Given instruction:
Copy the records below exactly, leaving out any pictures.

Data for the task:
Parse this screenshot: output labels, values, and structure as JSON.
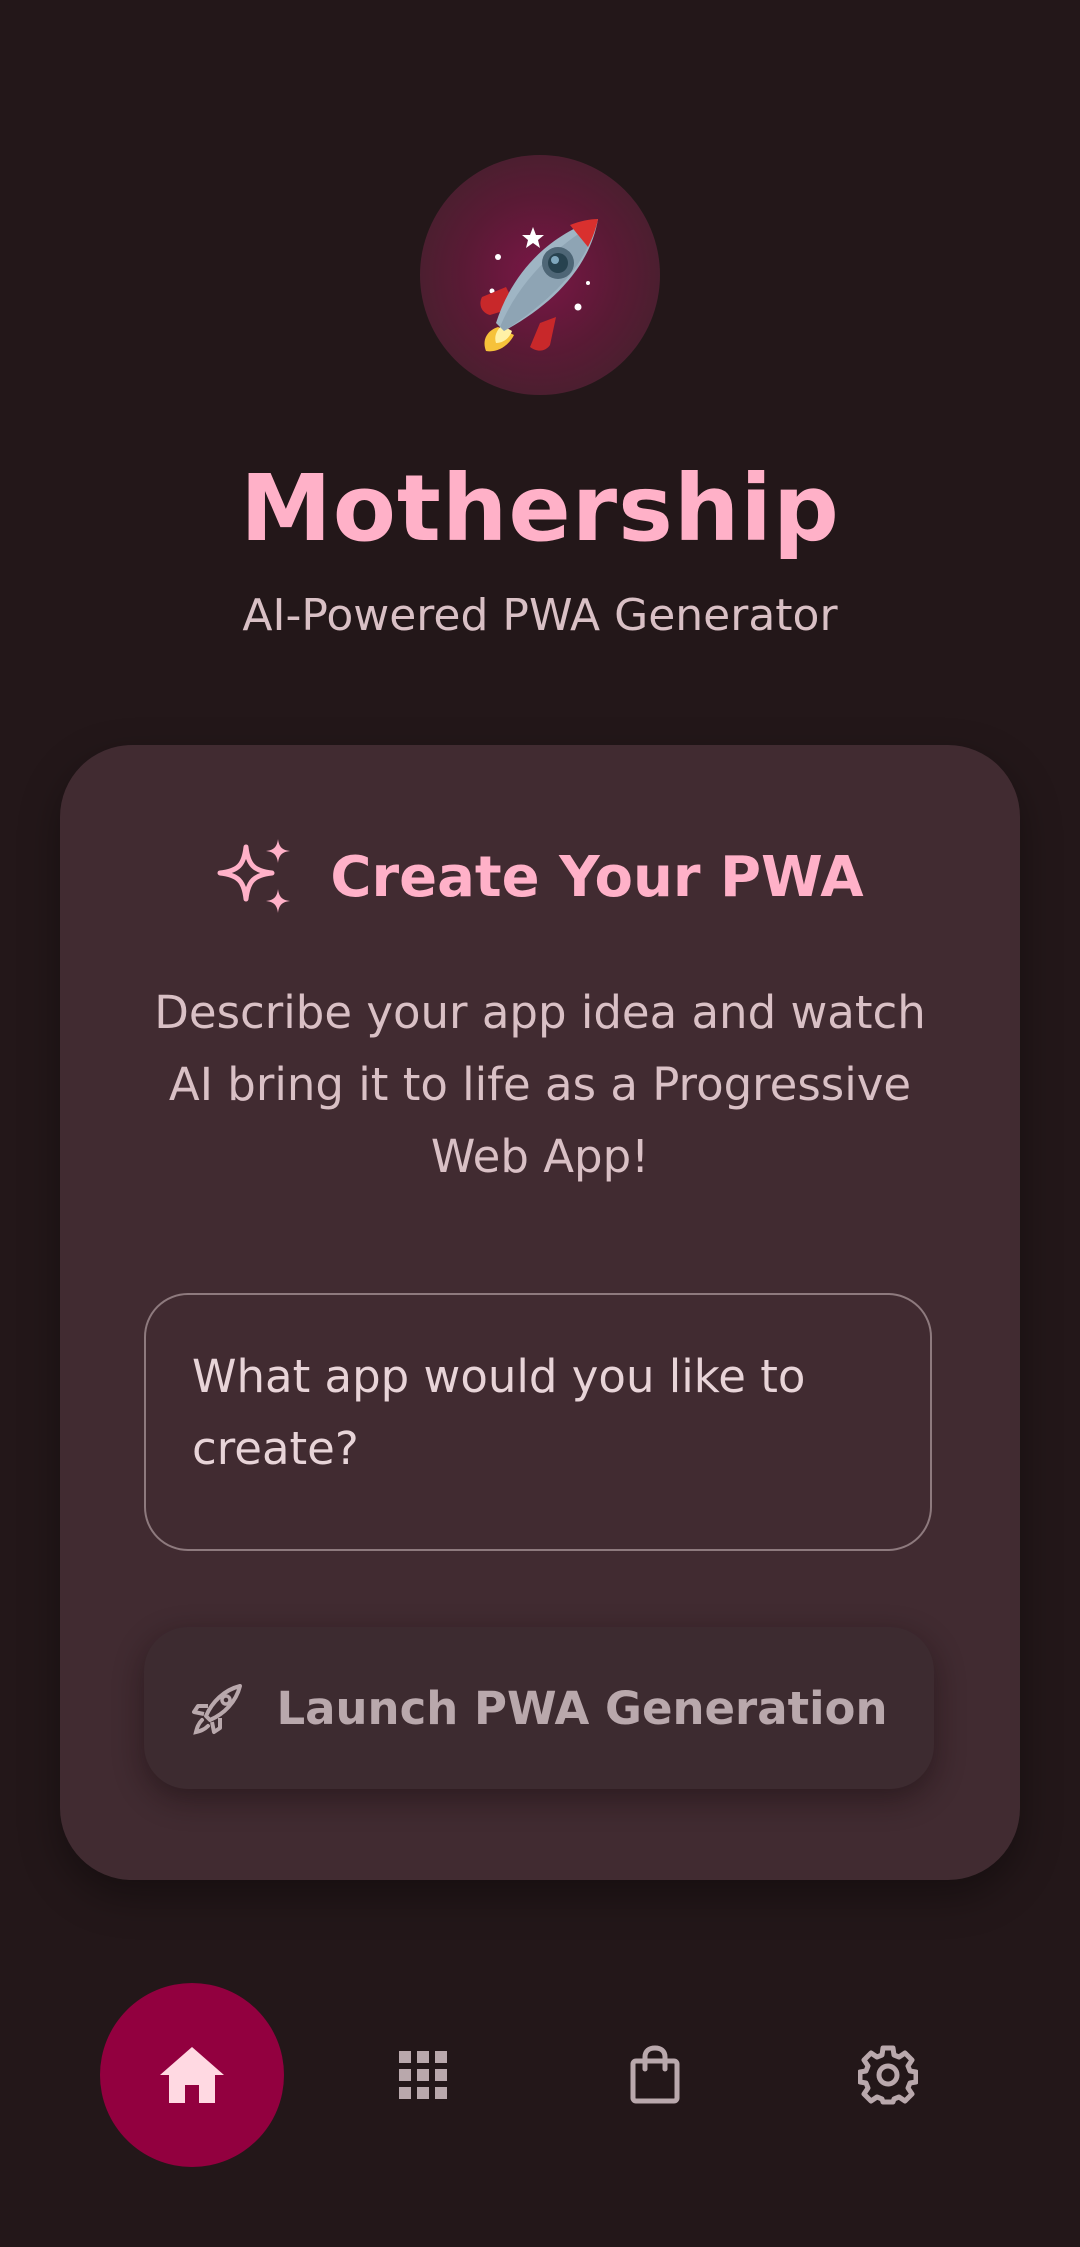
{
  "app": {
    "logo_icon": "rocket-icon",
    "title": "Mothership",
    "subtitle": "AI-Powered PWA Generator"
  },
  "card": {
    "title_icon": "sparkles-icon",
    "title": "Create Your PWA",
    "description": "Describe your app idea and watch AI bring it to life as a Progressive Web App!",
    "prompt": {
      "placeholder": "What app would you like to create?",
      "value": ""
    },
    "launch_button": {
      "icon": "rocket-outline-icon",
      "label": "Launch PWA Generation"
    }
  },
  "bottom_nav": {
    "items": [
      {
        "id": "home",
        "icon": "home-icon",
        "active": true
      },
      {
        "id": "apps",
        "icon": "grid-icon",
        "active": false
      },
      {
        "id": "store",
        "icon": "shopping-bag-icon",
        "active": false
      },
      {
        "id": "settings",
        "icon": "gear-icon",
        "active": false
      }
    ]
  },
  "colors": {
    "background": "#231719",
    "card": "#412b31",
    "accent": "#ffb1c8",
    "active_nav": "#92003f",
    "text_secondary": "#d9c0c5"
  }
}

Answer for the task:
Parse this screenshot: output labels, values, and structure as JSON.
{
  "app": {
    "logo_icon": "rocket-icon",
    "title": "Mothership",
    "subtitle": "AI-Powered PWA Generator"
  },
  "card": {
    "title_icon": "sparkles-icon",
    "title": "Create Your PWA",
    "description": "Describe your app idea and watch AI bring it to life as a Progressive Web App!",
    "prompt": {
      "placeholder": "What app would you like to create?",
      "value": ""
    },
    "launch_button": {
      "icon": "rocket-outline-icon",
      "label": "Launch PWA Generation"
    }
  },
  "bottom_nav": {
    "items": [
      {
        "id": "home",
        "icon": "home-icon",
        "active": true
      },
      {
        "id": "apps",
        "icon": "grid-icon",
        "active": false
      },
      {
        "id": "store",
        "icon": "shopping-bag-icon",
        "active": false
      },
      {
        "id": "settings",
        "icon": "gear-icon",
        "active": false
      }
    ]
  },
  "colors": {
    "background": "#231719",
    "card": "#412b31",
    "accent": "#ffb1c8",
    "active_nav": "#92003f",
    "text_secondary": "#d9c0c5"
  }
}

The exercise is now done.